(Excerpted data):
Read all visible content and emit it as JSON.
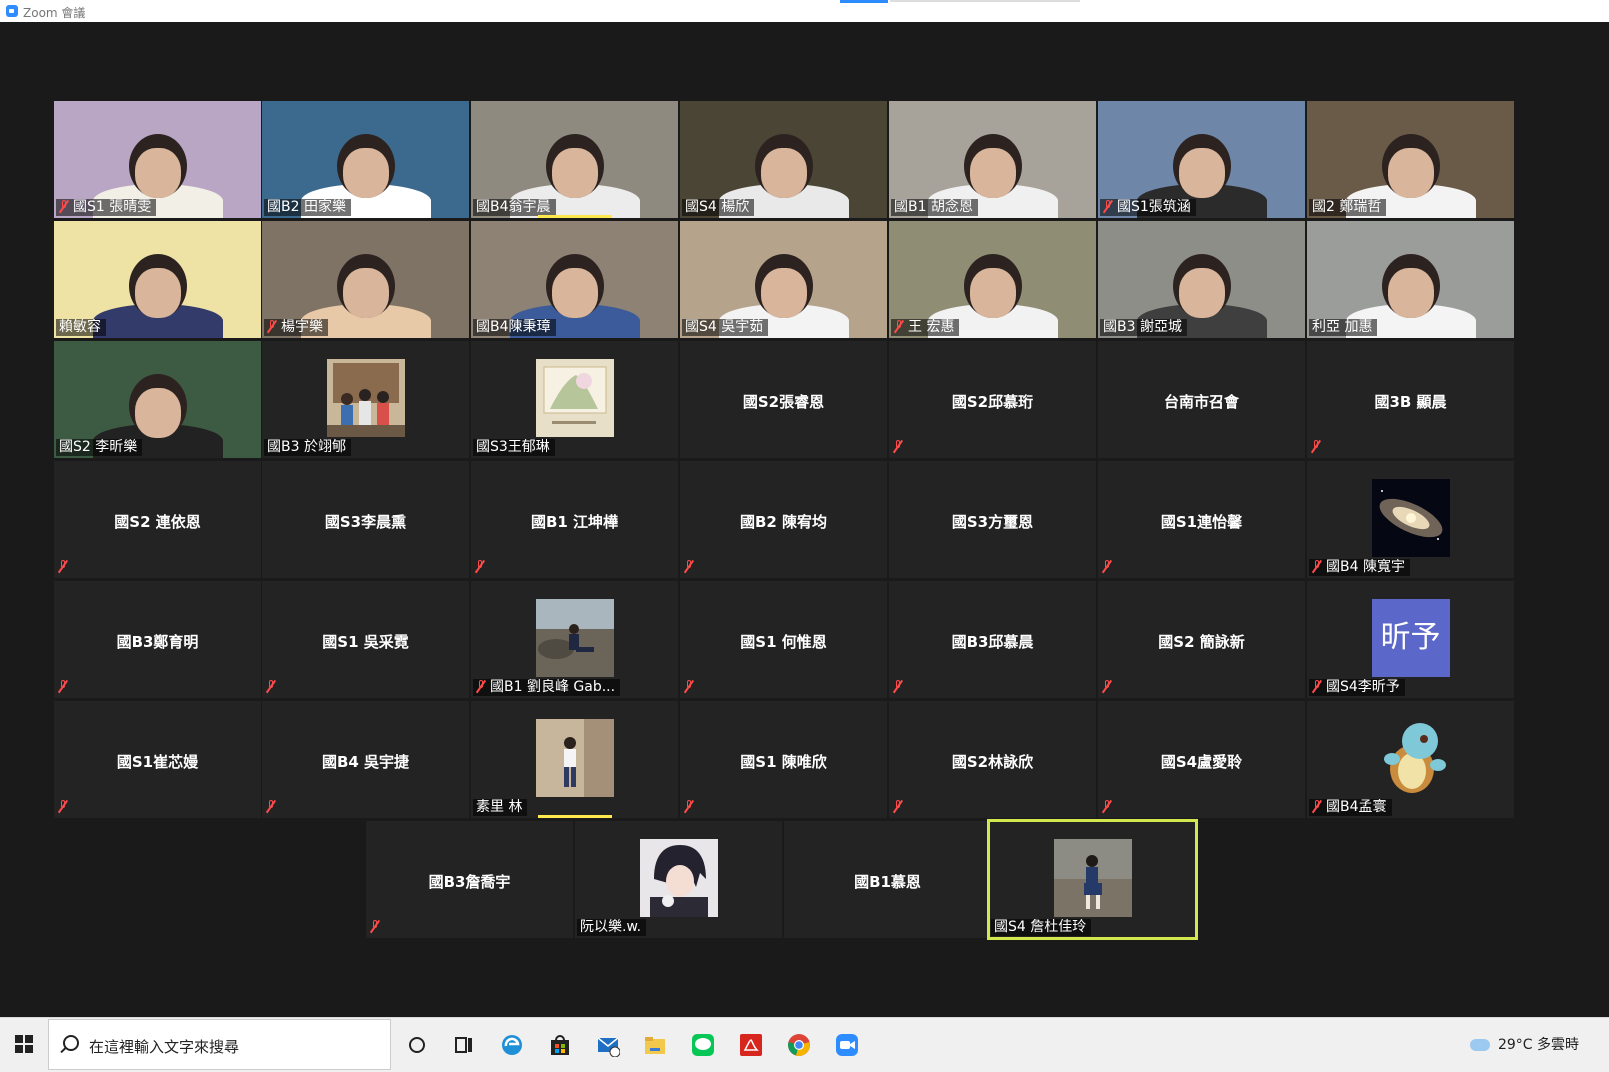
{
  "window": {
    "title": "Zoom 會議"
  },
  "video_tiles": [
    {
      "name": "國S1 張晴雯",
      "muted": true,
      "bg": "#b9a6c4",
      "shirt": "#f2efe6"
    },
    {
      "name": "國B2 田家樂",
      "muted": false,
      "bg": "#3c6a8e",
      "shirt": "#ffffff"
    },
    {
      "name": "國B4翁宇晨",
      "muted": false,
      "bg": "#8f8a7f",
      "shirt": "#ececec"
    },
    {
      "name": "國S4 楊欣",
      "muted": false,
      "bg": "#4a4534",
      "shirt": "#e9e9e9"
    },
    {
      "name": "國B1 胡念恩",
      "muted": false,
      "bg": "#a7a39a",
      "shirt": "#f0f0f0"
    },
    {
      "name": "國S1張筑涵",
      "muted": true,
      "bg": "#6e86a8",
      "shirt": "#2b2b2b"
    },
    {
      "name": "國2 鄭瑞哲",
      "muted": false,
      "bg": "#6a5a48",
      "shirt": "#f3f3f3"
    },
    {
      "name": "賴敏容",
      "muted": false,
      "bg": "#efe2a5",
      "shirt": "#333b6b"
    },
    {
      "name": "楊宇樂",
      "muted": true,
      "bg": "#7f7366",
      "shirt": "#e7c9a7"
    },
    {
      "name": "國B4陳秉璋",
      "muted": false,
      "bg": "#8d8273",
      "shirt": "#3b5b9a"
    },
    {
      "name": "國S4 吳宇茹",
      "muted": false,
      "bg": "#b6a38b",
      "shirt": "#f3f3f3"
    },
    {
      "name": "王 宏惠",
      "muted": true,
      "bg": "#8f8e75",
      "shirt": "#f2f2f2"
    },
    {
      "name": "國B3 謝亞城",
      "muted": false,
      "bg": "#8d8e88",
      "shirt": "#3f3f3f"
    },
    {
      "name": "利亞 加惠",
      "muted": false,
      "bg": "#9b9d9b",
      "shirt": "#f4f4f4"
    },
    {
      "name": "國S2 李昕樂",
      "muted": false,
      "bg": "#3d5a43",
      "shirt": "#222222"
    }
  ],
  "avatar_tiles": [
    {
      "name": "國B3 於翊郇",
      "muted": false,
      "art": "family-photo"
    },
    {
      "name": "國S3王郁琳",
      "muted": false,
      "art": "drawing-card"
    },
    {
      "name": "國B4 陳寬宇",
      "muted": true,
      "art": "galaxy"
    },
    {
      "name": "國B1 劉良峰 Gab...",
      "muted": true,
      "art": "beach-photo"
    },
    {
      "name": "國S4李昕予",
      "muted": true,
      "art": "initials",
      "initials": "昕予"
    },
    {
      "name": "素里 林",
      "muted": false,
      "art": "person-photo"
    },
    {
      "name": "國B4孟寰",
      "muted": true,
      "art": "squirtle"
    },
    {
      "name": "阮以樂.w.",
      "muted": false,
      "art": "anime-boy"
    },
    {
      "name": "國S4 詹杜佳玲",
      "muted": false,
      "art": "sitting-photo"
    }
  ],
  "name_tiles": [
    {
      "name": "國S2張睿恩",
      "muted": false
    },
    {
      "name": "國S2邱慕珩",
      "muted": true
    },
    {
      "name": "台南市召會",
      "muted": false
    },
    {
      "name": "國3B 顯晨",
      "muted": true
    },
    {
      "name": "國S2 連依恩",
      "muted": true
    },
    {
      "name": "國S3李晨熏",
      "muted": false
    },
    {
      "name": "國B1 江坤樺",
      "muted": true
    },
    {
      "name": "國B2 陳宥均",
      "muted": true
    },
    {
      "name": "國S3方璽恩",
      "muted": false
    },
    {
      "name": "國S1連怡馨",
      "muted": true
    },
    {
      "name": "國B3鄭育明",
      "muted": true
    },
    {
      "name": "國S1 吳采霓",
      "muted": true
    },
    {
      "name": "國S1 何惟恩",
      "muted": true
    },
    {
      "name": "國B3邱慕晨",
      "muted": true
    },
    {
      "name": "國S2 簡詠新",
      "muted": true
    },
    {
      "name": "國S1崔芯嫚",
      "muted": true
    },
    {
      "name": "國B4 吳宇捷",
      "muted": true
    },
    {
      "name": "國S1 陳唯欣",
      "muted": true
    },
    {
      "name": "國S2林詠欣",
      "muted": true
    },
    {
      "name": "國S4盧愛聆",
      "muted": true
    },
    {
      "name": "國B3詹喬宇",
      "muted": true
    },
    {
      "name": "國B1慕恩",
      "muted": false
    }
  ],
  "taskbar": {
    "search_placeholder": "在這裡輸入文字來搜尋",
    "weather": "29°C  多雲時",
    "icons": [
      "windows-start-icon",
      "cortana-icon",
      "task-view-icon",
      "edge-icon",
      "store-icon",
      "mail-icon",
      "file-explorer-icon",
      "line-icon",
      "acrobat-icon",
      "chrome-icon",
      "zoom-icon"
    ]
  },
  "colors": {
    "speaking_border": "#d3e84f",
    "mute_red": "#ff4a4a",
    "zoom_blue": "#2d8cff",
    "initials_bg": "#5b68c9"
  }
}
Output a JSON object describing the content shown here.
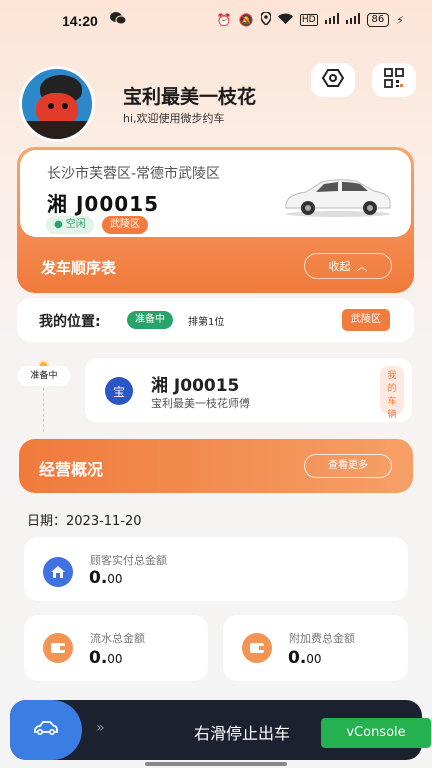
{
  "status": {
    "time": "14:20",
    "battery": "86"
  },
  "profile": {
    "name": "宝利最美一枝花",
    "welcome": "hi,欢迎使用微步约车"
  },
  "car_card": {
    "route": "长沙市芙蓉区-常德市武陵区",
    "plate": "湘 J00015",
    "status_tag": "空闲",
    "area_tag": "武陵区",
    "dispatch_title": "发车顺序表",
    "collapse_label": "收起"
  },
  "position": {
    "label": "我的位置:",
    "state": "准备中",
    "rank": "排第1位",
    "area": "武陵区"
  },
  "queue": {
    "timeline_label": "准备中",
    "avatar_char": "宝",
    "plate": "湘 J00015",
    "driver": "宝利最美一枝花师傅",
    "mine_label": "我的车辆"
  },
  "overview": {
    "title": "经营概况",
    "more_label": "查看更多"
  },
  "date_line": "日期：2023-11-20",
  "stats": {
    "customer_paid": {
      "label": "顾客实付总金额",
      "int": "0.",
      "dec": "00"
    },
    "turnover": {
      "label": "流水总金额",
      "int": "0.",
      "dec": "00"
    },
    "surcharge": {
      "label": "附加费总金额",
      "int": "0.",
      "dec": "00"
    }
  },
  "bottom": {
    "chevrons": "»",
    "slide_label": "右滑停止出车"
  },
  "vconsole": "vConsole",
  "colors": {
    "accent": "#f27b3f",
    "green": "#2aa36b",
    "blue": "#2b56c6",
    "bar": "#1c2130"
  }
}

(Exercise requirements): Transcribe the records above exactly as they appear, leaving out any pictures.

(The answer):
Read all visible content and emit it as JSON.
{
  "window": {
    "title": "Zoom 會議"
  },
  "video_tiles": [
    {
      "name": "國S1 張晴雯",
      "muted": true,
      "bg": "#b9a6c4",
      "shirt": "#f2efe6"
    },
    {
      "name": "國B2 田家樂",
      "muted": false,
      "bg": "#3c6a8e",
      "shirt": "#ffffff"
    },
    {
      "name": "國B4翁宇晨",
      "muted": false,
      "bg": "#8f8a7f",
      "shirt": "#ececec"
    },
    {
      "name": "國S4 楊欣",
      "muted": false,
      "bg": "#4a4534",
      "shirt": "#e9e9e9"
    },
    {
      "name": "國B1 胡念恩",
      "muted": false,
      "bg": "#a7a39a",
      "shirt": "#f0f0f0"
    },
    {
      "name": "國S1張筑涵",
      "muted": true,
      "bg": "#6e86a8",
      "shirt": "#2b2b2b"
    },
    {
      "name": "國2 鄭瑞哲",
      "muted": false,
      "bg": "#6a5a48",
      "shirt": "#f3f3f3"
    },
    {
      "name": "賴敏容",
      "muted": false,
      "bg": "#efe2a5",
      "shirt": "#333b6b"
    },
    {
      "name": "楊宇樂",
      "muted": true,
      "bg": "#7f7366",
      "shirt": "#e7c9a7"
    },
    {
      "name": "國B4陳秉璋",
      "muted": false,
      "bg": "#8d8273",
      "shirt": "#3b5b9a"
    },
    {
      "name": "國S4 吳宇茹",
      "muted": false,
      "bg": "#b6a38b",
      "shirt": "#f3f3f3"
    },
    {
      "name": "王 宏惠",
      "muted": true,
      "bg": "#8f8e75",
      "shirt": "#f2f2f2"
    },
    {
      "name": "國B3 謝亞城",
      "muted": false,
      "bg": "#8d8e88",
      "shirt": "#3f3f3f"
    },
    {
      "name": "利亞 加惠",
      "muted": false,
      "bg": "#9b9d9b",
      "shirt": "#f4f4f4"
    },
    {
      "name": "國S2 李昕樂",
      "muted": false,
      "bg": "#3d5a43",
      "shirt": "#222222"
    }
  ],
  "avatar_tiles": [
    {
      "name": "國B3 於翊郇",
      "muted": false,
      "art": "family-photo"
    },
    {
      "name": "國S3王郁琳",
      "muted": false,
      "art": "drawing-card"
    },
    {
      "name": "國B4 陳寬宇",
      "muted": true,
      "art": "galaxy"
    },
    {
      "name": "國B1 劉良峰 Gab...",
      "muted": true,
      "art": "beach-photo"
    },
    {
      "name": "國S4李昕予",
      "muted": true,
      "art": "initials",
      "initials": "昕予"
    },
    {
      "name": "素里 林",
      "muted": false,
      "art": "person-photo"
    },
    {
      "name": "國B4孟寰",
      "muted": true,
      "art": "squirtle"
    },
    {
      "name": "阮以樂.w.",
      "muted": false,
      "art": "anime-boy"
    },
    {
      "name": "國S4 詹杜佳玲",
      "muted": false,
      "art": "sitting-photo"
    }
  ],
  "name_tiles": [
    {
      "name": "國S2張睿恩",
      "muted": false
    },
    {
      "name": "國S2邱慕珩",
      "muted": true
    },
    {
      "name": "台南市召會",
      "muted": false
    },
    {
      "name": "國3B 顯晨",
      "muted": true
    },
    {
      "name": "國S2 連依恩",
      "muted": true
    },
    {
      "name": "國S3李晨熏",
      "muted": false
    },
    {
      "name": "國B1 江坤樺",
      "muted": true
    },
    {
      "name": "國B2 陳宥均",
      "muted": true
    },
    {
      "name": "國S3方璽恩",
      "muted": false
    },
    {
      "name": "國S1連怡馨",
      "muted": true
    },
    {
      "name": "國B3鄭育明",
      "muted": true
    },
    {
      "name": "國S1 吳采霓",
      "muted": true
    },
    {
      "name": "國S1 何惟恩",
      "muted": true
    },
    {
      "name": "國B3邱慕晨",
      "muted": true
    },
    {
      "name": "國S2 簡詠新",
      "muted": true
    },
    {
      "name": "國S1崔芯嫚",
      "muted": true
    },
    {
      "name": "國B4 吳宇捷",
      "muted": true
    },
    {
      "name": "國S1 陳唯欣",
      "muted": true
    },
    {
      "name": "國S2林詠欣",
      "muted": true
    },
    {
      "name": "國S4盧愛聆",
      "muted": true
    },
    {
      "name": "國B3詹喬宇",
      "muted": true
    },
    {
      "name": "國B1慕恩",
      "muted": false
    }
  ],
  "taskbar": {
    "search_placeholder": "在這裡輸入文字來搜尋",
    "weather": "29°C  多雲時",
    "icons": [
      "windows-start-icon",
      "cortana-icon",
      "task-view-icon",
      "edge-icon",
      "store-icon",
      "mail-icon",
      "file-explorer-icon",
      "line-icon",
      "acrobat-icon",
      "chrome-icon",
      "zoom-icon"
    ]
  },
  "colors": {
    "speaking_border": "#d3e84f",
    "mute_red": "#ff4a4a",
    "zoom_blue": "#2d8cff",
    "initials_bg": "#5b68c9"
  }
}
Output a JSON object describing the content shown here.
{
  "status": {
    "time": "14:20",
    "battery": "86"
  },
  "profile": {
    "name": "宝利最美一枝花",
    "welcome": "hi,欢迎使用微步约车"
  },
  "car_card": {
    "route": "长沙市芙蓉区-常德市武陵区",
    "plate": "湘 J00015",
    "status_tag": "空闲",
    "area_tag": "武陵区",
    "dispatch_title": "发车顺序表",
    "collapse_label": "收起"
  },
  "position": {
    "label": "我的位置:",
    "state": "准备中",
    "rank": "排第1位",
    "area": "武陵区"
  },
  "queue": {
    "timeline_label": "准备中",
    "avatar_char": "宝",
    "plate": "湘 J00015",
    "driver": "宝利最美一枝花师傅",
    "mine_label": "我的车辆"
  },
  "overview": {
    "title": "经营概况",
    "more_label": "查看更多"
  },
  "date_line": "日期：2023-11-20",
  "stats": {
    "customer_paid": {
      "label": "顾客实付总金额",
      "int": "0.",
      "dec": "00"
    },
    "turnover": {
      "label": "流水总金额",
      "int": "0.",
      "dec": "00"
    },
    "surcharge": {
      "label": "附加费总金额",
      "int": "0.",
      "dec": "00"
    }
  },
  "bottom": {
    "chevrons": "»",
    "slide_label": "右滑停止出车"
  },
  "vconsole": "vConsole",
  "colors": {
    "accent": "#f27b3f",
    "green": "#2aa36b",
    "blue": "#2b56c6",
    "bar": "#1c2130"
  }
}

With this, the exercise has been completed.